__EXERCISE DATA__:
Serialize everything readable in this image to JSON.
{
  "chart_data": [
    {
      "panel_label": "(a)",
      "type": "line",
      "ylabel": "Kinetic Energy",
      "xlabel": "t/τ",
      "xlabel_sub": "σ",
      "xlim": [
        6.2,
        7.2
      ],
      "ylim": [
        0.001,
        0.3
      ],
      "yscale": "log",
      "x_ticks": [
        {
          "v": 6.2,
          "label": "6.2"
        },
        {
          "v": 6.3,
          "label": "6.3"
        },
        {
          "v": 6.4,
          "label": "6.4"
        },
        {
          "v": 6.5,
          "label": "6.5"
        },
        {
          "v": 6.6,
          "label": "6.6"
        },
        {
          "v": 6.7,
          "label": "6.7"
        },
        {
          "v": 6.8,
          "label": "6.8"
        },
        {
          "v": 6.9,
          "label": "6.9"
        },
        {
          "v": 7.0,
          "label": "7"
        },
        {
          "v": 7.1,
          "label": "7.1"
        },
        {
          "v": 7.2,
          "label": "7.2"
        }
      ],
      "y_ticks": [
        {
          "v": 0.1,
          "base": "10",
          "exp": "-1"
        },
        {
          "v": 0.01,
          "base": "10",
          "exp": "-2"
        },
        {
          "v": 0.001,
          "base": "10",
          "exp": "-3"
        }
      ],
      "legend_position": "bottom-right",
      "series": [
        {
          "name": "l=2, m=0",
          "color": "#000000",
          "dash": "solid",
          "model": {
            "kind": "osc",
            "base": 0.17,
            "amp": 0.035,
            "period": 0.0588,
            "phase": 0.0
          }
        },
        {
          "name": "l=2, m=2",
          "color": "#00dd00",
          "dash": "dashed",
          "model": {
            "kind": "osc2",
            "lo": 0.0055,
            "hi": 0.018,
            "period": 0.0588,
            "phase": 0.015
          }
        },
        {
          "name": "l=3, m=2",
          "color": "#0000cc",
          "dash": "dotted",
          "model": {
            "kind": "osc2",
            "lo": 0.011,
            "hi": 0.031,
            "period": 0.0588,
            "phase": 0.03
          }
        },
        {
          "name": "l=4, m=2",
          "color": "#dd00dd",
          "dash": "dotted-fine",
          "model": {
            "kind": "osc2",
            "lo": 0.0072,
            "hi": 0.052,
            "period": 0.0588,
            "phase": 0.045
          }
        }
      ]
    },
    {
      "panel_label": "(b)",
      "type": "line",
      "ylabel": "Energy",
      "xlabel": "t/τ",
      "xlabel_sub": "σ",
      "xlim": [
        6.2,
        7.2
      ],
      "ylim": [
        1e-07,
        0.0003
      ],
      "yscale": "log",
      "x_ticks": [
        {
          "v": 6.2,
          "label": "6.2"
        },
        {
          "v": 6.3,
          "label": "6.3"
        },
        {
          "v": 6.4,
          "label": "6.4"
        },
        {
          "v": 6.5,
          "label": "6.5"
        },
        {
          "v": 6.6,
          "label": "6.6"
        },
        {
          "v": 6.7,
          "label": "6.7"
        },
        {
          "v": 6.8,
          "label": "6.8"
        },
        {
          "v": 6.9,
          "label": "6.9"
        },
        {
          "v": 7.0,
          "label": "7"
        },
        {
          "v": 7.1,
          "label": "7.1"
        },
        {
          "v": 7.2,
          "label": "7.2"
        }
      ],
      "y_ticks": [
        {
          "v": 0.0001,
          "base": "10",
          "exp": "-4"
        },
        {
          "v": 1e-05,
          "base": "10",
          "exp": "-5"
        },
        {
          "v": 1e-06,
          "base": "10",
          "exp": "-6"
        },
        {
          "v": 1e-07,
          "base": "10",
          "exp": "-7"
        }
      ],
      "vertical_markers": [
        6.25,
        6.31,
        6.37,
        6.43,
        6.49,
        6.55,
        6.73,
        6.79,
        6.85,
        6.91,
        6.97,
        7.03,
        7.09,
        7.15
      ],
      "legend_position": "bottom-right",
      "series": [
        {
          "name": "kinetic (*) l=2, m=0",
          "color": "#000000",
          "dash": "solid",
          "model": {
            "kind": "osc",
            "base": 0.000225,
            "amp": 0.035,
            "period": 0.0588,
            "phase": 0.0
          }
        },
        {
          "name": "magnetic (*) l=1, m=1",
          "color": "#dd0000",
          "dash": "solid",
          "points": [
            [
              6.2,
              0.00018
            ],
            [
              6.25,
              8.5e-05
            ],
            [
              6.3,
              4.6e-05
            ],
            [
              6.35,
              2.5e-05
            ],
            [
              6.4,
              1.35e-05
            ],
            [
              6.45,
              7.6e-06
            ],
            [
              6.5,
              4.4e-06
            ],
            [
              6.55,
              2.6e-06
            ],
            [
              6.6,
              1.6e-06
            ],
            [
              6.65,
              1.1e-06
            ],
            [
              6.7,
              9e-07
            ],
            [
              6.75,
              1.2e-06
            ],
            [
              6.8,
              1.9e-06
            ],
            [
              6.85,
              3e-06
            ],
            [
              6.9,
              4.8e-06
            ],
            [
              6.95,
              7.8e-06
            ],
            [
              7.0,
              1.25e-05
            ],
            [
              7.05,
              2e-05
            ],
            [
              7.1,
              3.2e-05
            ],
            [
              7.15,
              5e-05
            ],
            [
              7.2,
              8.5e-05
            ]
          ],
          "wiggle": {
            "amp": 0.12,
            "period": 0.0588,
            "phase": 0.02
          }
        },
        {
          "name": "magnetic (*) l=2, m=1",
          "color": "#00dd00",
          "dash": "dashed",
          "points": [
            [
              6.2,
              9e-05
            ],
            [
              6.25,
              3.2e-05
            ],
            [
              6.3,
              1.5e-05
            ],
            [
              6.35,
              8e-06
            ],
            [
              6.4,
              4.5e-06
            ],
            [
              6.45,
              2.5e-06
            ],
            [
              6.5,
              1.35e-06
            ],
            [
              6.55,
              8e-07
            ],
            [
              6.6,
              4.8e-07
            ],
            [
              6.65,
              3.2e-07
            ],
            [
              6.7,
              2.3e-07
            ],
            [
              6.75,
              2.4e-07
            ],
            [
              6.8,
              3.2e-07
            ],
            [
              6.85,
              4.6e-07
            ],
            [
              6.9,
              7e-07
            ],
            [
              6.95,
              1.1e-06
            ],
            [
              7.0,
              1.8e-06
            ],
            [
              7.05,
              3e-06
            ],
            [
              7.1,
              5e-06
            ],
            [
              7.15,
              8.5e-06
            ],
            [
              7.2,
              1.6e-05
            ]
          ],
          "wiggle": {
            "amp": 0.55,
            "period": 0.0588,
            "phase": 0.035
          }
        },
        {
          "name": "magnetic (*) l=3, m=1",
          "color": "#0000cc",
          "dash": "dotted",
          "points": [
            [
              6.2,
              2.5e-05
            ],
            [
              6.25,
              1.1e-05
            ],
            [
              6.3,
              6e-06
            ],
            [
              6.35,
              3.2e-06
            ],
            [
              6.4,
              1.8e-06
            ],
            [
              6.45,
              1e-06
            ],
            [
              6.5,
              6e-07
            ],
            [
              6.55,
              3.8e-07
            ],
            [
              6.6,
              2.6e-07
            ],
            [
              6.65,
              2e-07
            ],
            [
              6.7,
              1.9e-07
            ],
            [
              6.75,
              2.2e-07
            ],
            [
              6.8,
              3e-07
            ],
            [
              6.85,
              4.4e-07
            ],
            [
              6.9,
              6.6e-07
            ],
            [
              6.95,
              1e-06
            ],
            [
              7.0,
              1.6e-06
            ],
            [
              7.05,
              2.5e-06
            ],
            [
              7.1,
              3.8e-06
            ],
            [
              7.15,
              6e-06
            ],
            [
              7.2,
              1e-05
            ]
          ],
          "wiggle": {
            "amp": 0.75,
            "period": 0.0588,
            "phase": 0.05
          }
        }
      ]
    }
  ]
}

__WORK INSTRUCTIONS__: Every line above should be retyped exactly as given.

__SOLUTION FOR THIS PROBLEM__:
Serialize everything readable in this image to JSON.
{
  "chart_data": [
    {
      "panel_label": "(a)",
      "type": "line",
      "ylabel": "Kinetic Energy",
      "xlabel": "t/τ",
      "xlabel_sub": "σ",
      "xlim": [
        6.2,
        7.2
      ],
      "ylim": [
        0.001,
        0.3
      ],
      "yscale": "log",
      "x_ticks": [
        {
          "v": 6.2,
          "label": "6.2"
        },
        {
          "v": 6.3,
          "label": "6.3"
        },
        {
          "v": 6.4,
          "label": "6.4"
        },
        {
          "v": 6.5,
          "label": "6.5"
        },
        {
          "v": 6.6,
          "label": "6.6"
        },
        {
          "v": 6.7,
          "label": "6.7"
        },
        {
          "v": 6.8,
          "label": "6.8"
        },
        {
          "v": 6.9,
          "label": "6.9"
        },
        {
          "v": 7.0,
          "label": "7"
        },
        {
          "v": 7.1,
          "label": "7.1"
        },
        {
          "v": 7.2,
          "label": "7.2"
        }
      ],
      "y_ticks": [
        {
          "v": 0.1,
          "base": "10",
          "exp": "-1"
        },
        {
          "v": 0.01,
          "base": "10",
          "exp": "-2"
        },
        {
          "v": 0.001,
          "base": "10",
          "exp": "-3"
        }
      ],
      "legend_position": "bottom-right",
      "series": [
        {
          "name": "l=2, m=0",
          "color": "#000000",
          "dash": "solid",
          "model": {
            "kind": "osc",
            "base": 0.17,
            "amp": 0.035,
            "period": 0.0588,
            "phase": 0.0
          }
        },
        {
          "name": "l=2, m=2",
          "color": "#00dd00",
          "dash": "dashed",
          "model": {
            "kind": "osc2",
            "lo": 0.0055,
            "hi": 0.018,
            "period": 0.0588,
            "phase": 0.015
          }
        },
        {
          "name": "l=3, m=2",
          "color": "#0000cc",
          "dash": "dotted",
          "model": {
            "kind": "osc2",
            "lo": 0.011,
            "hi": 0.031,
            "period": 0.0588,
            "phase": 0.03
          }
        },
        {
          "name": "l=4, m=2",
          "color": "#dd00dd",
          "dash": "dotted-fine",
          "model": {
            "kind": "osc2",
            "lo": 0.0072,
            "hi": 0.052,
            "period": 0.0588,
            "phase": 0.045
          }
        }
      ]
    },
    {
      "panel_label": "(b)",
      "type": "line",
      "ylabel": "Energy",
      "xlabel": "t/τ",
      "xlabel_sub": "σ",
      "xlim": [
        6.2,
        7.2
      ],
      "ylim": [
        1e-07,
        0.0003
      ],
      "yscale": "log",
      "x_ticks": [
        {
          "v": 6.2,
          "label": "6.2"
        },
        {
          "v": 6.3,
          "label": "6.3"
        },
        {
          "v": 6.4,
          "label": "6.4"
        },
        {
          "v": 6.5,
          "label": "6.5"
        },
        {
          "v": 6.6,
          "label": "6.6"
        },
        {
          "v": 6.7,
          "label": "6.7"
        },
        {
          "v": 6.8,
          "label": "6.8"
        },
        {
          "v": 6.9,
          "label": "6.9"
        },
        {
          "v": 7.0,
          "label": "7"
        },
        {
          "v": 7.1,
          "label": "7.1"
        },
        {
          "v": 7.2,
          "label": "7.2"
        }
      ],
      "y_ticks": [
        {
          "v": 0.0001,
          "base": "10",
          "exp": "-4"
        },
        {
          "v": 1e-05,
          "base": "10",
          "exp": "-5"
        },
        {
          "v": 1e-06,
          "base": "10",
          "exp": "-6"
        },
        {
          "v": 1e-07,
          "base": "10",
          "exp": "-7"
        }
      ],
      "vertical_markers": [
        6.25,
        6.31,
        6.37,
        6.43,
        6.49,
        6.55,
        6.73,
        6.79,
        6.85,
        6.91,
        6.97,
        7.03,
        7.09,
        7.15
      ],
      "legend_position": "bottom-right",
      "series": [
        {
          "name": "kinetic (*) l=2, m=0",
          "color": "#000000",
          "dash": "solid",
          "model": {
            "kind": "osc",
            "base": 0.000225,
            "amp": 0.035,
            "period": 0.0588,
            "phase": 0.0
          }
        },
        {
          "name": "magnetic (*) l=1, m=1",
          "color": "#dd0000",
          "dash": "solid",
          "points": [
            [
              6.2,
              0.00018
            ],
            [
              6.25,
              8.5e-05
            ],
            [
              6.3,
              4.6e-05
            ],
            [
              6.35,
              2.5e-05
            ],
            [
              6.4,
              1.35e-05
            ],
            [
              6.45,
              7.6e-06
            ],
            [
              6.5,
              4.4e-06
            ],
            [
              6.55,
              2.6e-06
            ],
            [
              6.6,
              1.6e-06
            ],
            [
              6.65,
              1.1e-06
            ],
            [
              6.7,
              9e-07
            ],
            [
              6.75,
              1.2e-06
            ],
            [
              6.8,
              1.9e-06
            ],
            [
              6.85,
              3e-06
            ],
            [
              6.9,
              4.8e-06
            ],
            [
              6.95,
              7.8e-06
            ],
            [
              7.0,
              1.25e-05
            ],
            [
              7.05,
              2e-05
            ],
            [
              7.1,
              3.2e-05
            ],
            [
              7.15,
              5e-05
            ],
            [
              7.2,
              8.5e-05
            ]
          ],
          "wiggle": {
            "amp": 0.12,
            "period": 0.0588,
            "phase": 0.02
          }
        },
        {
          "name": "magnetic (*) l=2, m=1",
          "color": "#00dd00",
          "dash": "dashed",
          "points": [
            [
              6.2,
              9e-05
            ],
            [
              6.25,
              3.2e-05
            ],
            [
              6.3,
              1.5e-05
            ],
            [
              6.35,
              8e-06
            ],
            [
              6.4,
              4.5e-06
            ],
            [
              6.45,
              2.5e-06
            ],
            [
              6.5,
              1.35e-06
            ],
            [
              6.55,
              8e-07
            ],
            [
              6.6,
              4.8e-07
            ],
            [
              6.65,
              3.2e-07
            ],
            [
              6.7,
              2.3e-07
            ],
            [
              6.75,
              2.4e-07
            ],
            [
              6.8,
              3.2e-07
            ],
            [
              6.85,
              4.6e-07
            ],
            [
              6.9,
              7e-07
            ],
            [
              6.95,
              1.1e-06
            ],
            [
              7.0,
              1.8e-06
            ],
            [
              7.05,
              3e-06
            ],
            [
              7.1,
              5e-06
            ],
            [
              7.15,
              8.5e-06
            ],
            [
              7.2,
              1.6e-05
            ]
          ],
          "wiggle": {
            "amp": 0.55,
            "period": 0.0588,
            "phase": 0.035
          }
        },
        {
          "name": "magnetic (*) l=3, m=1",
          "color": "#0000cc",
          "dash": "dotted",
          "points": [
            [
              6.2,
              2.5e-05
            ],
            [
              6.25,
              1.1e-05
            ],
            [
              6.3,
              6e-06
            ],
            [
              6.35,
              3.2e-06
            ],
            [
              6.4,
              1.8e-06
            ],
            [
              6.45,
              1e-06
            ],
            [
              6.5,
              6e-07
            ],
            [
              6.55,
              3.8e-07
            ],
            [
              6.6,
              2.6e-07
            ],
            [
              6.65,
              2e-07
            ],
            [
              6.7,
              1.9e-07
            ],
            [
              6.75,
              2.2e-07
            ],
            [
              6.8,
              3e-07
            ],
            [
              6.85,
              4.4e-07
            ],
            [
              6.9,
              6.6e-07
            ],
            [
              6.95,
              1e-06
            ],
            [
              7.0,
              1.6e-06
            ],
            [
              7.05,
              2.5e-06
            ],
            [
              7.1,
              3.8e-06
            ],
            [
              7.15,
              6e-06
            ],
            [
              7.2,
              1e-05
            ]
          ],
          "wiggle": {
            "amp": 0.75,
            "period": 0.0588,
            "phase": 0.05
          }
        }
      ]
    }
  ]
}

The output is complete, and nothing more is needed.